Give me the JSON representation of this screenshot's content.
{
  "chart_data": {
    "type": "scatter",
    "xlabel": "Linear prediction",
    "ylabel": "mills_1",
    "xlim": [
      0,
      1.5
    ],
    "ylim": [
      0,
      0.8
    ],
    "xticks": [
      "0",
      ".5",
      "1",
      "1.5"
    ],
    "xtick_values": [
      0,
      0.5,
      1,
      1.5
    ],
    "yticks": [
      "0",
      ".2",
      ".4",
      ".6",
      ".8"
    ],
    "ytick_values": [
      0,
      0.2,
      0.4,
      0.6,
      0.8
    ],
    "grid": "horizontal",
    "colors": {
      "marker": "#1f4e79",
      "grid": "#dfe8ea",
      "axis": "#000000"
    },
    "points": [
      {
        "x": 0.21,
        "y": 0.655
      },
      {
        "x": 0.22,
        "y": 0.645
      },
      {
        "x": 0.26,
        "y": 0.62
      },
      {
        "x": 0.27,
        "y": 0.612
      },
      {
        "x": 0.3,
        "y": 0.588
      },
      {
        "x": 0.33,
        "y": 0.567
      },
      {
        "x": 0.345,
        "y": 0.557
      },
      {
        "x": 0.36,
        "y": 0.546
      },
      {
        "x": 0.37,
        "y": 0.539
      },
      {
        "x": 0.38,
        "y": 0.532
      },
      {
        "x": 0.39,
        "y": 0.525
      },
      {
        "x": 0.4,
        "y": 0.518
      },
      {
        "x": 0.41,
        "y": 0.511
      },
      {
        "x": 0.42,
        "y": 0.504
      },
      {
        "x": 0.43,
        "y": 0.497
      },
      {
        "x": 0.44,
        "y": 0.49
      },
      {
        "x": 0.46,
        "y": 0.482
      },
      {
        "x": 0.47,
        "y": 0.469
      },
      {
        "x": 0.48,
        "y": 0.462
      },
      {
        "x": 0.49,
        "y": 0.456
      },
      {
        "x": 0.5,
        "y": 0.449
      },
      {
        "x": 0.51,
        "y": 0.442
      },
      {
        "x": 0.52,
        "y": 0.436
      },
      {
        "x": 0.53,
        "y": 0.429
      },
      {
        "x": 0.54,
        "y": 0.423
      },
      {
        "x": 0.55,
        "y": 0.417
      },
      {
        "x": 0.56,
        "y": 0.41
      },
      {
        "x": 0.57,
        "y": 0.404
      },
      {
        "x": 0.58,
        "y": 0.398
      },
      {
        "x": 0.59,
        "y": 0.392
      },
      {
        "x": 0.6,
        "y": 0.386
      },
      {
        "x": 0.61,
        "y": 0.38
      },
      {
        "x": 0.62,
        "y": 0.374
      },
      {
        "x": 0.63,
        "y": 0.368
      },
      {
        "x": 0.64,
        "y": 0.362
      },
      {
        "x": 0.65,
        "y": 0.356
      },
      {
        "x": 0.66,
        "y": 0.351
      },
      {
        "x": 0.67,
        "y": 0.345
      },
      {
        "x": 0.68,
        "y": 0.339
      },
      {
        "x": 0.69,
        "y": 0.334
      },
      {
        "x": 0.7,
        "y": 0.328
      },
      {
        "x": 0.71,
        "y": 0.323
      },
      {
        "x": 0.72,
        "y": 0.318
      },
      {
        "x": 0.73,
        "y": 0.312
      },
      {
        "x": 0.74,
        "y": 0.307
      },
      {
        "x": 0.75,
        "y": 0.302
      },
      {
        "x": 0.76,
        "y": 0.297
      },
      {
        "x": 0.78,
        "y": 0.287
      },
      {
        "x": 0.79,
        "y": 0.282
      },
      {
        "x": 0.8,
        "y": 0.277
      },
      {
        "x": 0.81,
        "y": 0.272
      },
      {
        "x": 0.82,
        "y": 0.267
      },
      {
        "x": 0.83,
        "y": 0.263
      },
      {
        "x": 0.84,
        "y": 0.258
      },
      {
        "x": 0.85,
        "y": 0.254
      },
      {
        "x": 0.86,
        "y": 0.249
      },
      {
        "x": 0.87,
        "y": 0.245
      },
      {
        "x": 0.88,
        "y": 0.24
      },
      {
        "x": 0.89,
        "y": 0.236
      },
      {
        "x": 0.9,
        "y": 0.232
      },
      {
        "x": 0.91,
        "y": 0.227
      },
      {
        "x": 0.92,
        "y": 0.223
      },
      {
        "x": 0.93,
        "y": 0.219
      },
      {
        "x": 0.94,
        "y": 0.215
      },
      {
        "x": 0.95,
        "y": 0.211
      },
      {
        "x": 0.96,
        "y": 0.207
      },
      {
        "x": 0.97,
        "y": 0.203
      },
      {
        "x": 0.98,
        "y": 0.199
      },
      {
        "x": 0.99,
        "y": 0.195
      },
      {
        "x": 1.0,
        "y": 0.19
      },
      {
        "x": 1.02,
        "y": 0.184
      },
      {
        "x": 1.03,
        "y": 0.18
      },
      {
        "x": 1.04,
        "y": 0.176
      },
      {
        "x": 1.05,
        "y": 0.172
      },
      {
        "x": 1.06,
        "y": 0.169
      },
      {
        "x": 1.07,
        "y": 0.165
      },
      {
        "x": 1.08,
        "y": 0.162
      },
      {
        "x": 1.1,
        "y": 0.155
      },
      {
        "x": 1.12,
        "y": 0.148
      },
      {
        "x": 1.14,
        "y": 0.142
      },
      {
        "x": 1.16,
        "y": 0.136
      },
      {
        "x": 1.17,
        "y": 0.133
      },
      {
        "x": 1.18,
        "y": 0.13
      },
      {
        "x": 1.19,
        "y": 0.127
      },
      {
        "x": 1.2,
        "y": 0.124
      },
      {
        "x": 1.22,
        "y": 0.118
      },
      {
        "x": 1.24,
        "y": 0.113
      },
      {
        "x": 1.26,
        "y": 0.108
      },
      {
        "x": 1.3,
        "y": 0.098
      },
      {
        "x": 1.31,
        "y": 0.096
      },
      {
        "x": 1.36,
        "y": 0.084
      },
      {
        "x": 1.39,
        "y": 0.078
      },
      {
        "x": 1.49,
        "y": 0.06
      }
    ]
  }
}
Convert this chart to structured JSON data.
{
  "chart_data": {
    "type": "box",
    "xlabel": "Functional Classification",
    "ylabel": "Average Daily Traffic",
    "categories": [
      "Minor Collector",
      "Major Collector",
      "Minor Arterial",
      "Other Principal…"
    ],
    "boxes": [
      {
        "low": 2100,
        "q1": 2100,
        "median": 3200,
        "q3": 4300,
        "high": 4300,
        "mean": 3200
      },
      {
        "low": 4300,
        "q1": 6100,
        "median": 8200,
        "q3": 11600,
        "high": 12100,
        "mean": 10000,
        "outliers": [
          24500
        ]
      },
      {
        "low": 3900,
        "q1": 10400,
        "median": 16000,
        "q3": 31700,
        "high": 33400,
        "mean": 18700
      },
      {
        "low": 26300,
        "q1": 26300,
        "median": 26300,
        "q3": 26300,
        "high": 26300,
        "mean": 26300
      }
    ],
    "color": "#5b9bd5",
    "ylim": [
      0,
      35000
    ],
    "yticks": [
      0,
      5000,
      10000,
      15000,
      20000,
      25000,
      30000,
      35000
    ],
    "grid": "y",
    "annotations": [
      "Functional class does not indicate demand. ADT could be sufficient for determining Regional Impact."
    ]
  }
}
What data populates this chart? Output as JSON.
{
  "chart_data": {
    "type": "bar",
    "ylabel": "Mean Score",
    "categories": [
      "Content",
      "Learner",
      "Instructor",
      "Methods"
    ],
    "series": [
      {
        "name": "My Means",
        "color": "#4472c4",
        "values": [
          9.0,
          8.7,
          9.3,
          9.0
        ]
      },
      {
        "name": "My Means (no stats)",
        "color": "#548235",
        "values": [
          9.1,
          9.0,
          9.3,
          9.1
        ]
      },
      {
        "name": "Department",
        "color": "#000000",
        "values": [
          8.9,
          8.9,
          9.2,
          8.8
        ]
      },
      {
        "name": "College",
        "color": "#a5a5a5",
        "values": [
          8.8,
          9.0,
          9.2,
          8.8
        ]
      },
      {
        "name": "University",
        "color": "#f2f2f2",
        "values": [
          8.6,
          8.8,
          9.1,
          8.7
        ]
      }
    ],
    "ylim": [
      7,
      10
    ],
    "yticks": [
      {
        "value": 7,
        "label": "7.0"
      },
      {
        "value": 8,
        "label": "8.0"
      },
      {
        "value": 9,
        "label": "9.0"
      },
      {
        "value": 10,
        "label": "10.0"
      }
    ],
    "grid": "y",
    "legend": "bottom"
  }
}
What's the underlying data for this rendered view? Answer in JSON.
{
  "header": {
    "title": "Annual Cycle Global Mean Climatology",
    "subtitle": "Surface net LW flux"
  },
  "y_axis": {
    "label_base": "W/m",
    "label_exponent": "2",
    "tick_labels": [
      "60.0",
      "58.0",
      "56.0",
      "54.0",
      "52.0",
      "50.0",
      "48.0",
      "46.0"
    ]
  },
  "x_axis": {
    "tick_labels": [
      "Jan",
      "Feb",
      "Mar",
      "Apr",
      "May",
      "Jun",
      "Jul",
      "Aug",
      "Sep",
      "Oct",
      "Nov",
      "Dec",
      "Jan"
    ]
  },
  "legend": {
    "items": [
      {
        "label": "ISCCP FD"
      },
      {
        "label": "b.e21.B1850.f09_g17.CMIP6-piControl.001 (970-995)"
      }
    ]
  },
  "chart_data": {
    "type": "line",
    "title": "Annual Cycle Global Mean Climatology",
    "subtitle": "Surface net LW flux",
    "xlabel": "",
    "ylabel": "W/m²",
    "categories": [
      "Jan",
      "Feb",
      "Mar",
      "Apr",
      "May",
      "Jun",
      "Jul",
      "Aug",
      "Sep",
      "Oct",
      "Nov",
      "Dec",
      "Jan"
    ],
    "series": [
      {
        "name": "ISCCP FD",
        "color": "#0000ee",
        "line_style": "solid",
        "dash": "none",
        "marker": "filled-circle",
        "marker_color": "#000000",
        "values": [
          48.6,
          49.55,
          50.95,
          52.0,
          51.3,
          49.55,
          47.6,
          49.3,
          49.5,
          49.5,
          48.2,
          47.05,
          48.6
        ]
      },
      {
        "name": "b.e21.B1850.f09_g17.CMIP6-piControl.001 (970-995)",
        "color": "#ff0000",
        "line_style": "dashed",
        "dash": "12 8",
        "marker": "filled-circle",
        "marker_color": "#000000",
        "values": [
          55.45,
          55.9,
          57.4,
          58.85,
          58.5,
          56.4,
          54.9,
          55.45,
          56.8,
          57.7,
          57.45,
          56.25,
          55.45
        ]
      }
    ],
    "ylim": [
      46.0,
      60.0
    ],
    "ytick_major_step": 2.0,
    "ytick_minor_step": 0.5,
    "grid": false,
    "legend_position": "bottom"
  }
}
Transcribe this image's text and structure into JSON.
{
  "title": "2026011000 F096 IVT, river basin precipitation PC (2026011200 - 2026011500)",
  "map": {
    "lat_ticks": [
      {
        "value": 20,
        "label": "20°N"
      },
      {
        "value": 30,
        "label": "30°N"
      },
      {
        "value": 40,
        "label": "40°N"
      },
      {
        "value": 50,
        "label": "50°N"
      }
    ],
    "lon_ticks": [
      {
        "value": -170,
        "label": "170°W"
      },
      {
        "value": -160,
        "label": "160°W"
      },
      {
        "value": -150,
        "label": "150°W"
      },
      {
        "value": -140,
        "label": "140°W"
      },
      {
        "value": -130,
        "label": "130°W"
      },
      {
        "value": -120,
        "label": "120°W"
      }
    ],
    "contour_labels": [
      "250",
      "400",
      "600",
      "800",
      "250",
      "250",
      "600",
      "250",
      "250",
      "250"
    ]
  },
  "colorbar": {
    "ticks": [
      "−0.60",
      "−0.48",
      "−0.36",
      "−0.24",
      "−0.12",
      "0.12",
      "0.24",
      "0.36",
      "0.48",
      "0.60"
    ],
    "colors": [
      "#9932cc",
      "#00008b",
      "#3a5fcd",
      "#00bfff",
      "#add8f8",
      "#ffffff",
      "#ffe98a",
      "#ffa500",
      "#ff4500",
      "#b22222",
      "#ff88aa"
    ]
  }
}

=====

Task description: Identify every line where the string "What" appears.

Full solution:
What data populates this chart? Output as JSON.
What's the underlying data for this rendered view? Answer in JSON.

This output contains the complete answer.